Start of DATA EXCERPTS
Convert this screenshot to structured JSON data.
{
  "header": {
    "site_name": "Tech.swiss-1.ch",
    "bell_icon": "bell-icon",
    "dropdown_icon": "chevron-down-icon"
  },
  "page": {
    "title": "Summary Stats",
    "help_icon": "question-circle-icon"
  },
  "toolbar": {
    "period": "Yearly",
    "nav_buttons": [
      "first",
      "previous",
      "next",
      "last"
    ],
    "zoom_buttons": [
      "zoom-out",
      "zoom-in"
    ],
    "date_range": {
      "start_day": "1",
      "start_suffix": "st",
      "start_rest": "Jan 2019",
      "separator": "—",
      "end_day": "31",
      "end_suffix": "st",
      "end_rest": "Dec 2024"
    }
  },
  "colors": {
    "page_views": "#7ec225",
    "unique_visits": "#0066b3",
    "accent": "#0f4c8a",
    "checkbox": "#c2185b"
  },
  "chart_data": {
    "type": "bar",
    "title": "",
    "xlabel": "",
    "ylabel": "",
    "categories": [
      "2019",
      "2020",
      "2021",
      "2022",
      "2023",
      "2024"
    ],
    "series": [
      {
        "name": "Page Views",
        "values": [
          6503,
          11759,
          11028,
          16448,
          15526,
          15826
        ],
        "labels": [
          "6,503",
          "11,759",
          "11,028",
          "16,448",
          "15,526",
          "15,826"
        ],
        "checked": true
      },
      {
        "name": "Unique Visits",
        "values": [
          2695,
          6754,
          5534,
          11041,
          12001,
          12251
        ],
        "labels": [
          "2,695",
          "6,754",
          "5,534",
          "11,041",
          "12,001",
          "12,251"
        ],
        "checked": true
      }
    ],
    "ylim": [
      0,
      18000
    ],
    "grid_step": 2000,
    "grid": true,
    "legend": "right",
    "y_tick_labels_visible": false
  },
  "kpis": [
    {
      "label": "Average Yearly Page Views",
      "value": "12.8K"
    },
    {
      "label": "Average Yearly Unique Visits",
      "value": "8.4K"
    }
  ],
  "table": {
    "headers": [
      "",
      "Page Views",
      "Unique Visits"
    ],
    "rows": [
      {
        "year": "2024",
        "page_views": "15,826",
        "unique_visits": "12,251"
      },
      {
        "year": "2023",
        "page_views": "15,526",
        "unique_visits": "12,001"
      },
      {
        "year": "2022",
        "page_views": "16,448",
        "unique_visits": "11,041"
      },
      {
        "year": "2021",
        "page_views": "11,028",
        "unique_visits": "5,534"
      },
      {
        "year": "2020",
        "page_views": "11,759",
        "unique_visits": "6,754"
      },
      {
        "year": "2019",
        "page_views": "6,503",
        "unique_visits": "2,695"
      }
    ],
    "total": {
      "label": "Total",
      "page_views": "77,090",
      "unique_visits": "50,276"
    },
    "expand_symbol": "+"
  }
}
End of DATA EXCERPTS
TASK TO CARRY OUT:
Write out all records exactly, keeping every detail.

WRITTEN SOLUTION:
Convert this screenshot to structured JSON data.
{
  "header": {
    "site_name": "Tech.swiss-1.ch",
    "bell_icon": "bell-icon",
    "dropdown_icon": "chevron-down-icon"
  },
  "page": {
    "title": "Summary Stats",
    "help_icon": "question-circle-icon"
  },
  "toolbar": {
    "period": "Yearly",
    "nav_buttons": [
      "first",
      "previous",
      "next",
      "last"
    ],
    "zoom_buttons": [
      "zoom-out",
      "zoom-in"
    ],
    "date_range": {
      "start_day": "1",
      "start_suffix": "st",
      "start_rest": "Jan 2019",
      "separator": "—",
      "end_day": "31",
      "end_suffix": "st",
      "end_rest": "Dec 2024"
    }
  },
  "colors": {
    "page_views": "#7ec225",
    "unique_visits": "#0066b3",
    "accent": "#0f4c8a",
    "checkbox": "#c2185b"
  },
  "chart_data": {
    "type": "bar",
    "title": "",
    "xlabel": "",
    "ylabel": "",
    "categories": [
      "2019",
      "2020",
      "2021",
      "2022",
      "2023",
      "2024"
    ],
    "series": [
      {
        "name": "Page Views",
        "values": [
          6503,
          11759,
          11028,
          16448,
          15526,
          15826
        ],
        "labels": [
          "6,503",
          "11,759",
          "11,028",
          "16,448",
          "15,526",
          "15,826"
        ],
        "checked": true
      },
      {
        "name": "Unique Visits",
        "values": [
          2695,
          6754,
          5534,
          11041,
          12001,
          12251
        ],
        "labels": [
          "2,695",
          "6,754",
          "5,534",
          "11,041",
          "12,001",
          "12,251"
        ],
        "checked": true
      }
    ],
    "ylim": [
      0,
      18000
    ],
    "grid_step": 2000,
    "grid": true,
    "legend": "right",
    "y_tick_labels_visible": false
  },
  "kpis": [
    {
      "label": "Average Yearly Page Views",
      "value": "12.8K"
    },
    {
      "label": "Average Yearly Unique Visits",
      "value": "8.4K"
    }
  ],
  "table": {
    "headers": [
      "",
      "Page Views",
      "Unique Visits"
    ],
    "rows": [
      {
        "year": "2024",
        "page_views": "15,826",
        "unique_visits": "12,251"
      },
      {
        "year": "2023",
        "page_views": "15,526",
        "unique_visits": "12,001"
      },
      {
        "year": "2022",
        "page_views": "16,448",
        "unique_visits": "11,041"
      },
      {
        "year": "2021",
        "page_views": "11,028",
        "unique_visits": "5,534"
      },
      {
        "year": "2020",
        "page_views": "11,759",
        "unique_visits": "6,754"
      },
      {
        "year": "2019",
        "page_views": "6,503",
        "unique_visits": "2,695"
      }
    ],
    "total": {
      "label": "Total",
      "page_views": "77,090",
      "unique_visits": "50,276"
    },
    "expand_symbol": "+"
  }
}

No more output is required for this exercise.